Collected data:

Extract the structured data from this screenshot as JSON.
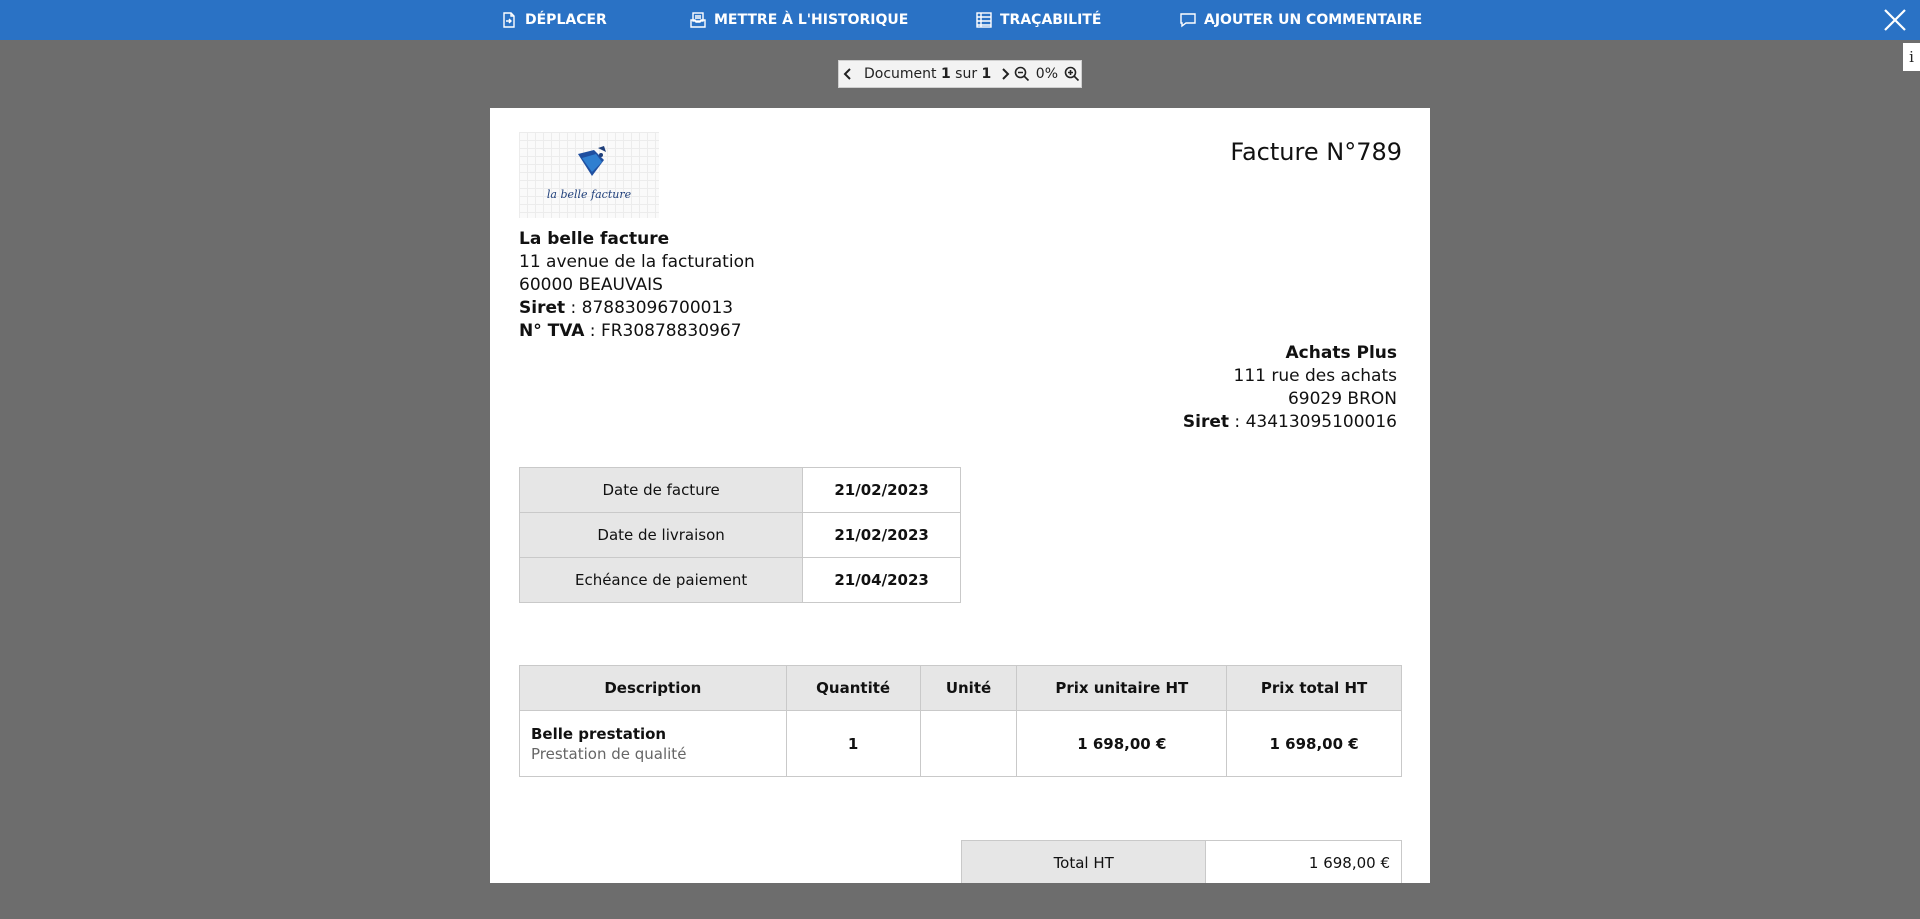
{
  "toolbar": {
    "move_label": "DÉPLACER",
    "history_label": "METTRE À L'HISTORIQUE",
    "traceability_label": "TRAÇABILITÉ",
    "comment_label": "AJOUTER UN COMMENTAIRE",
    "icons": [
      "move-document-icon",
      "archive-icon",
      "list-icon",
      "comment-icon",
      "close-icon"
    ],
    "background_color": "#2a72c5"
  },
  "info_tab": {
    "label": "i"
  },
  "viewer": {
    "doc_prefix": "Document",
    "doc_current": "1",
    "doc_of": "sur",
    "doc_total": "1",
    "zoom": "0%"
  },
  "invoice": {
    "logo_text": "la belle facture",
    "title": "Facture N°789",
    "seller": {
      "name": "La belle facture",
      "address1": "11 avenue de la facturation",
      "address2": "60000 BEAUVAIS",
      "siret_label": "Siret",
      "siret": " : 87883096700013",
      "vat_label": "N° TVA",
      "vat": " : FR30878830967"
    },
    "buyer": {
      "name": "Achats Plus",
      "address1": "111 rue des achats",
      "address2": "69029 BRON",
      "siret_label": "Siret",
      "siret": " : 43413095100016"
    },
    "dates": [
      {
        "label": "Date de facture",
        "value": "21/02/2023"
      },
      {
        "label": "Date de livraison",
        "value": "21/02/2023"
      },
      {
        "label": "Echéance de paiement",
        "value": "21/04/2023"
      }
    ],
    "items_headers": [
      "Description",
      "Quantité",
      "Unité",
      "Prix unitaire HT",
      "Prix total HT"
    ],
    "items": [
      {
        "title": "Belle prestation",
        "subtitle": "Prestation de qualité",
        "quantity": "1",
        "unit": "",
        "unit_price": "1 698,00 €",
        "total": "1 698,00 €"
      }
    ],
    "totals": [
      {
        "label": "Total HT",
        "value": "1 698,00 €"
      }
    ]
  }
}
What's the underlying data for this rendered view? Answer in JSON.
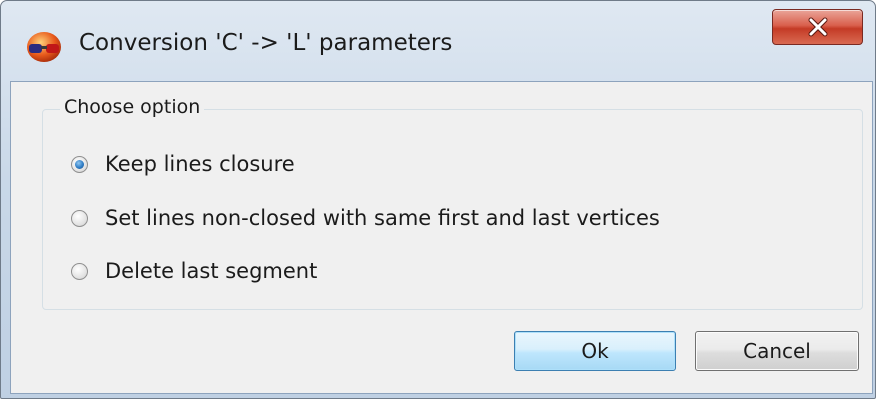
{
  "window": {
    "title": "Conversion 'C' -> 'L' parameters",
    "app_icon": "3d-glasses-icon",
    "close_icon": "close-icon"
  },
  "group": {
    "label": "Choose option",
    "options": [
      {
        "label": "Keep lines closure",
        "selected": true
      },
      {
        "label": "Set lines non-closed with same first and last vertices",
        "selected": false
      },
      {
        "label": "Delete last segment",
        "selected": false
      }
    ]
  },
  "buttons": {
    "ok_label": "Ok",
    "cancel_label": "Cancel"
  },
  "colors": {
    "close_button": "#c43b26",
    "radio_selected": "#2f7dc6",
    "ok_border": "#3c7fb1"
  }
}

▶ [WHAT YOU NEED TO DO]
Retype the records above exactly, starting at the line that contains "What's the underlying" and going through the last line, and leave out any pictures.

▶ [REPLY]
What's the underlying data for this rendered view? Answer in JSON.
{
  "window": {
    "title": "Conversion 'C' -> 'L' parameters",
    "app_icon": "3d-glasses-icon",
    "close_icon": "close-icon"
  },
  "group": {
    "label": "Choose option",
    "options": [
      {
        "label": "Keep lines closure",
        "selected": true
      },
      {
        "label": "Set lines non-closed with same first and last vertices",
        "selected": false
      },
      {
        "label": "Delete last segment",
        "selected": false
      }
    ]
  },
  "buttons": {
    "ok_label": "Ok",
    "cancel_label": "Cancel"
  },
  "colors": {
    "close_button": "#c43b26",
    "radio_selected": "#2f7dc6",
    "ok_border": "#3c7fb1"
  }
}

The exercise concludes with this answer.